>>>

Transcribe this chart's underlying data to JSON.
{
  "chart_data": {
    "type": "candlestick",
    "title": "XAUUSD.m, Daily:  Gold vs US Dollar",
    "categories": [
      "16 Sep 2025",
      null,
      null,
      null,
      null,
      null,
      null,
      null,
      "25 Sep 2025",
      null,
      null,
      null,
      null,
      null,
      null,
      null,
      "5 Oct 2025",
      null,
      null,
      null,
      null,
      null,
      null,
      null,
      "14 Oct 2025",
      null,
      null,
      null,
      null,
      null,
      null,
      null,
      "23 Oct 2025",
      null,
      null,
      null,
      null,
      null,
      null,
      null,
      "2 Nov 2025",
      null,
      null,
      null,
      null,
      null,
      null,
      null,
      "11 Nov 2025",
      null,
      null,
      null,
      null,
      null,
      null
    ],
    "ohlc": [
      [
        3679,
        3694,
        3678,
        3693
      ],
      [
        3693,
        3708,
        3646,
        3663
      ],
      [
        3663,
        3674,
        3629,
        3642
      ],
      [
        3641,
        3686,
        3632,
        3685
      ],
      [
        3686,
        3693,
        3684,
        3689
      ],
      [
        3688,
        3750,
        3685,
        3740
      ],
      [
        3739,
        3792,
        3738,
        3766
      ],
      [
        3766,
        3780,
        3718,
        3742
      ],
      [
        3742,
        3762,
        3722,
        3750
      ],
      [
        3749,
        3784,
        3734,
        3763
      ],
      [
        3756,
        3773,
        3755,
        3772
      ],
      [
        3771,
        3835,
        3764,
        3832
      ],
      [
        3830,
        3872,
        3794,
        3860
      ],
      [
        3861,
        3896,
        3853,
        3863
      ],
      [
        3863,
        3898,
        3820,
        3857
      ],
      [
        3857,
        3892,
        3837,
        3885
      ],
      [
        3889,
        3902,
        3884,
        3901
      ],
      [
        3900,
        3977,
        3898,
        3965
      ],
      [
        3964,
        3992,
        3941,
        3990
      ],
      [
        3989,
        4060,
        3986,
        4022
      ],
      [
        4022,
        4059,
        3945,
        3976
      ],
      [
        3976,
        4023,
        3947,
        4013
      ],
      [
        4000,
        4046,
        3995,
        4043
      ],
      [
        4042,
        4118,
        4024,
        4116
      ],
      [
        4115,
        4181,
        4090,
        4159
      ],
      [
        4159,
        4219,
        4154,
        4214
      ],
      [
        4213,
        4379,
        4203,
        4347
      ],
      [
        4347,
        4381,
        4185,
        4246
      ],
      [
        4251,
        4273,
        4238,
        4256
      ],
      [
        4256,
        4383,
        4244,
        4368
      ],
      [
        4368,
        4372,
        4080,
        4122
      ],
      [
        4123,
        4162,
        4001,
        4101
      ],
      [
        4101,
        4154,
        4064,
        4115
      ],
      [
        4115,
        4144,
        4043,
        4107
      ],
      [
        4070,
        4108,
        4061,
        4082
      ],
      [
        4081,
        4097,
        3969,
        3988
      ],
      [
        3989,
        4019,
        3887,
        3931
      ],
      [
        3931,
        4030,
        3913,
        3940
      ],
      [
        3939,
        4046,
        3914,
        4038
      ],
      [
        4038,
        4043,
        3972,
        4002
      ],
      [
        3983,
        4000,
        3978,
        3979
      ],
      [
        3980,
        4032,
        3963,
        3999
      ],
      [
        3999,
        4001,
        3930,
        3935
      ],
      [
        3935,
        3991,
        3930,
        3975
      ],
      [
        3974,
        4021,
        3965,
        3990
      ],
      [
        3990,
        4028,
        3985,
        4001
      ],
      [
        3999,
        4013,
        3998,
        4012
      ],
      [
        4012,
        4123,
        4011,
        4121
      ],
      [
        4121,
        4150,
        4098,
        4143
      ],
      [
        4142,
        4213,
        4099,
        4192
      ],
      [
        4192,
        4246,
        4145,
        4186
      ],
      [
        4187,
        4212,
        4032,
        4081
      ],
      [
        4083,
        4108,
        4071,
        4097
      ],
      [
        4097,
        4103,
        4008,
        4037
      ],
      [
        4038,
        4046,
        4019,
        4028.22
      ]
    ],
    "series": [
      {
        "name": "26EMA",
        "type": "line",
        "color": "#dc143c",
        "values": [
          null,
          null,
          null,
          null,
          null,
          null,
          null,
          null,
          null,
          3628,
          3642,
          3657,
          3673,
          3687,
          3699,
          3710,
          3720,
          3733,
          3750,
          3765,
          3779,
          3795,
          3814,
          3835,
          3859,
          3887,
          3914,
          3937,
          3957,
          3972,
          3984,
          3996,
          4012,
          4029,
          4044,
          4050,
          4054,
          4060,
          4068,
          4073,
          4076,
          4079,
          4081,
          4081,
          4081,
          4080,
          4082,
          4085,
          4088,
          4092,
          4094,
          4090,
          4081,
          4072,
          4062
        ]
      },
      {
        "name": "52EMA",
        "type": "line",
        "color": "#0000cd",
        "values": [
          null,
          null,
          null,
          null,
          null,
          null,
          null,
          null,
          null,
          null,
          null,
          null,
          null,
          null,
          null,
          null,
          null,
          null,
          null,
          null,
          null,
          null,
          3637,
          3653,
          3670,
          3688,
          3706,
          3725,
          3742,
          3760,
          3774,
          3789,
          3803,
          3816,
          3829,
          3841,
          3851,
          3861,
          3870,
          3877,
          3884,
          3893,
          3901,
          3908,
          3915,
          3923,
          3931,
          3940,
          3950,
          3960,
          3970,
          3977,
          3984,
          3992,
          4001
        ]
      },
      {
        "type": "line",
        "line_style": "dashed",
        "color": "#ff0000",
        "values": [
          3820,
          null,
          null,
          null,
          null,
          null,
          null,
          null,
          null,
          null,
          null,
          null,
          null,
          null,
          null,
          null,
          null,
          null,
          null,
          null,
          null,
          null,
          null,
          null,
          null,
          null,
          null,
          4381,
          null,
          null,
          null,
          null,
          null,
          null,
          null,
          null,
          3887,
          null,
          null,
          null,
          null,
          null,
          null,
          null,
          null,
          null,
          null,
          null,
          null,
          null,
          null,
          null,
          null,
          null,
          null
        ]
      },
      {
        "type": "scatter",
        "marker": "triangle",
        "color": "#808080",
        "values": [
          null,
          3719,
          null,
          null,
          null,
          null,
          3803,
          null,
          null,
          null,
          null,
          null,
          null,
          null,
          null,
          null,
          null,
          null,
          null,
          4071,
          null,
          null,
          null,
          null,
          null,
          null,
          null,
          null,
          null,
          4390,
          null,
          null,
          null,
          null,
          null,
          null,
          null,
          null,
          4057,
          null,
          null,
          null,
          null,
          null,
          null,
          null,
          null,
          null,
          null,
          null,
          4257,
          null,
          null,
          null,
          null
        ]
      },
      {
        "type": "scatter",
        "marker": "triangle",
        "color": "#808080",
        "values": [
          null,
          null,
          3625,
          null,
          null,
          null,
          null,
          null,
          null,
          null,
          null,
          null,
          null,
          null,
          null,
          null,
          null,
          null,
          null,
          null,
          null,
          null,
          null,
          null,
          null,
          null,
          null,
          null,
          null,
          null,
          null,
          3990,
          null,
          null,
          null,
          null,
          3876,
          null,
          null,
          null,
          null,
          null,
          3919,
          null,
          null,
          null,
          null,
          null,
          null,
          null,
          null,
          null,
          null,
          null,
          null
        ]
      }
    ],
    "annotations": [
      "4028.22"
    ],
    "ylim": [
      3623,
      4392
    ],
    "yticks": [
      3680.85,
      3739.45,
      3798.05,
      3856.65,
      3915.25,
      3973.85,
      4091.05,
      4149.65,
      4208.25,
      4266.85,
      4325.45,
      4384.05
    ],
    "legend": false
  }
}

<<<

Could you quote the material above in full, exactly as it stands?

Transcribe this chart's underlying data to JSON.
{
  "chart_data": {
    "type": "candlestick",
    "title": "XAUUSD.m, Daily:  Gold vs US Dollar",
    "categories": [
      "16 Sep 2025",
      null,
      null,
      null,
      null,
      null,
      null,
      null,
      "25 Sep 2025",
      null,
      null,
      null,
      null,
      null,
      null,
      null,
      "5 Oct 2025",
      null,
      null,
      null,
      null,
      null,
      null,
      null,
      "14 Oct 2025",
      null,
      null,
      null,
      null,
      null,
      null,
      null,
      "23 Oct 2025",
      null,
      null,
      null,
      null,
      null,
      null,
      null,
      "2 Nov 2025",
      null,
      null,
      null,
      null,
      null,
      null,
      null,
      "11 Nov 2025",
      null,
      null,
      null,
      null,
      null,
      null
    ],
    "ohlc": [
      [
        3679,
        3694,
        3678,
        3693
      ],
      [
        3693,
        3708,
        3646,
        3663
      ],
      [
        3663,
        3674,
        3629,
        3642
      ],
      [
        3641,
        3686,
        3632,
        3685
      ],
      [
        3686,
        3693,
        3684,
        3689
      ],
      [
        3688,
        3750,
        3685,
        3740
      ],
      [
        3739,
        3792,
        3738,
        3766
      ],
      [
        3766,
        3780,
        3718,
        3742
      ],
      [
        3742,
        3762,
        3722,
        3750
      ],
      [
        3749,
        3784,
        3734,
        3763
      ],
      [
        3756,
        3773,
        3755,
        3772
      ],
      [
        3771,
        3835,
        3764,
        3832
      ],
      [
        3830,
        3872,
        3794,
        3860
      ],
      [
        3861,
        3896,
        3853,
        3863
      ],
      [
        3863,
        3898,
        3820,
        3857
      ],
      [
        3857,
        3892,
        3837,
        3885
      ],
      [
        3889,
        3902,
        3884,
        3901
      ],
      [
        3900,
        3977,
        3898,
        3965
      ],
      [
        3964,
        3992,
        3941,
        3990
      ],
      [
        3989,
        4060,
        3986,
        4022
      ],
      [
        4022,
        4059,
        3945,
        3976
      ],
      [
        3976,
        4023,
        3947,
        4013
      ],
      [
        4000,
        4046,
        3995,
        4043
      ],
      [
        4042,
        4118,
        4024,
        4116
      ],
      [
        4115,
        4181,
        4090,
        4159
      ],
      [
        4159,
        4219,
        4154,
        4214
      ],
      [
        4213,
        4379,
        4203,
        4347
      ],
      [
        4347,
        4381,
        4185,
        4246
      ],
      [
        4251,
        4273,
        4238,
        4256
      ],
      [
        4256,
        4383,
        4244,
        4368
      ],
      [
        4368,
        4372,
        4080,
        4122
      ],
      [
        4123,
        4162,
        4001,
        4101
      ],
      [
        4101,
        4154,
        4064,
        4115
      ],
      [
        4115,
        4144,
        4043,
        4107
      ],
      [
        4070,
        4108,
        4061,
        4082
      ],
      [
        4081,
        4097,
        3969,
        3988
      ],
      [
        3989,
        4019,
        3887,
        3931
      ],
      [
        3931,
        4030,
        3913,
        3940
      ],
      [
        3939,
        4046,
        3914,
        4038
      ],
      [
        4038,
        4043,
        3972,
        4002
      ],
      [
        3983,
        4000,
        3978,
        3979
      ],
      [
        3980,
        4032,
        3963,
        3999
      ],
      [
        3999,
        4001,
        3930,
        3935
      ],
      [
        3935,
        3991,
        3930,
        3975
      ],
      [
        3974,
        4021,
        3965,
        3990
      ],
      [
        3990,
        4028,
        3985,
        4001
      ],
      [
        3999,
        4013,
        3998,
        4012
      ],
      [
        4012,
        4123,
        4011,
        4121
      ],
      [
        4121,
        4150,
        4098,
        4143
      ],
      [
        4142,
        4213,
        4099,
        4192
      ],
      [
        4192,
        4246,
        4145,
        4186
      ],
      [
        4187,
        4212,
        4032,
        4081
      ],
      [
        4083,
        4108,
        4071,
        4097
      ],
      [
        4097,
        4103,
        4008,
        4037
      ],
      [
        4038,
        4046,
        4019,
        4028.22
      ]
    ],
    "series": [
      {
        "name": "26EMA",
        "type": "line",
        "color": "#dc143c",
        "values": [
          null,
          null,
          null,
          null,
          null,
          null,
          null,
          null,
          null,
          3628,
          3642,
          3657,
          3673,
          3687,
          3699,
          3710,
          3720,
          3733,
          3750,
          3765,
          3779,
          3795,
          3814,
          3835,
          3859,
          3887,
          3914,
          3937,
          3957,
          3972,
          3984,
          3996,
          4012,
          4029,
          4044,
          4050,
          4054,
          4060,
          4068,
          4073,
          4076,
          4079,
          4081,
          4081,
          4081,
          4080,
          4082,
          4085,
          4088,
          4092,
          4094,
          4090,
          4081,
          4072,
          4062
        ]
      },
      {
        "name": "52EMA",
        "type": "line",
        "color": "#0000cd",
        "values": [
          null,
          null,
          null,
          null,
          null,
          null,
          null,
          null,
          null,
          null,
          null,
          null,
          null,
          null,
          null,
          null,
          null,
          null,
          null,
          null,
          null,
          null,
          3637,
          3653,
          3670,
          3688,
          3706,
          3725,
          3742,
          3760,
          3774,
          3789,
          3803,
          3816,
          3829,
          3841,
          3851,
          3861,
          3870,
          3877,
          3884,
          3893,
          3901,
          3908,
          3915,
          3923,
          3931,
          3940,
          3950,
          3960,
          3970,
          3977,
          3984,
          3992,
          4001
        ]
      },
      {
        "type": "line",
        "line_style": "dashed",
        "color": "#ff0000",
        "values": [
          3820,
          null,
          null,
          null,
          null,
          null,
          null,
          null,
          null,
          null,
          null,
          null,
          null,
          null,
          null,
          null,
          null,
          null,
          null,
          null,
          null,
          null,
          null,
          null,
          null,
          null,
          null,
          4381,
          null,
          null,
          null,
          null,
          null,
          null,
          null,
          null,
          3887,
          null,
          null,
          null,
          null,
          null,
          null,
          null,
          null,
          null,
          null,
          null,
          null,
          null,
          null,
          null,
          null,
          null,
          null
        ]
      },
      {
        "type": "scatter",
        "marker": "triangle",
        "color": "#808080",
        "values": [
          null,
          3719,
          null,
          null,
          null,
          null,
          3803,
          null,
          null,
          null,
          null,
          null,
          null,
          null,
          null,
          null,
          null,
          null,
          null,
          4071,
          null,
          null,
          null,
          null,
          null,
          null,
          null,
          null,
          null,
          4390,
          null,
          null,
          null,
          null,
          null,
          null,
          null,
          null,
          4057,
          null,
          null,
          null,
          null,
          null,
          null,
          null,
          null,
          null,
          null,
          null,
          4257,
          null,
          null,
          null,
          null
        ]
      },
      {
        "type": "scatter",
        "marker": "triangle",
        "color": "#808080",
        "values": [
          null,
          null,
          3625,
          null,
          null,
          null,
          null,
          null,
          null,
          null,
          null,
          null,
          null,
          null,
          null,
          null,
          null,
          null,
          null,
          null,
          null,
          null,
          null,
          null,
          null,
          null,
          null,
          null,
          null,
          null,
          null,
          3990,
          null,
          null,
          null,
          null,
          3876,
          null,
          null,
          null,
          null,
          null,
          3919,
          null,
          null,
          null,
          null,
          null,
          null,
          null,
          null,
          null,
          null,
          null,
          null
        ]
      }
    ],
    "annotations": [
      "4028.22"
    ],
    "ylim": [
      3623,
      4392
    ],
    "yticks": [
      3680.85,
      3739.45,
      3798.05,
      3856.65,
      3915.25,
      3973.85,
      4091.05,
      4149.65,
      4208.25,
      4266.85,
      4325.45,
      4384.05
    ],
    "legend": false
  }
}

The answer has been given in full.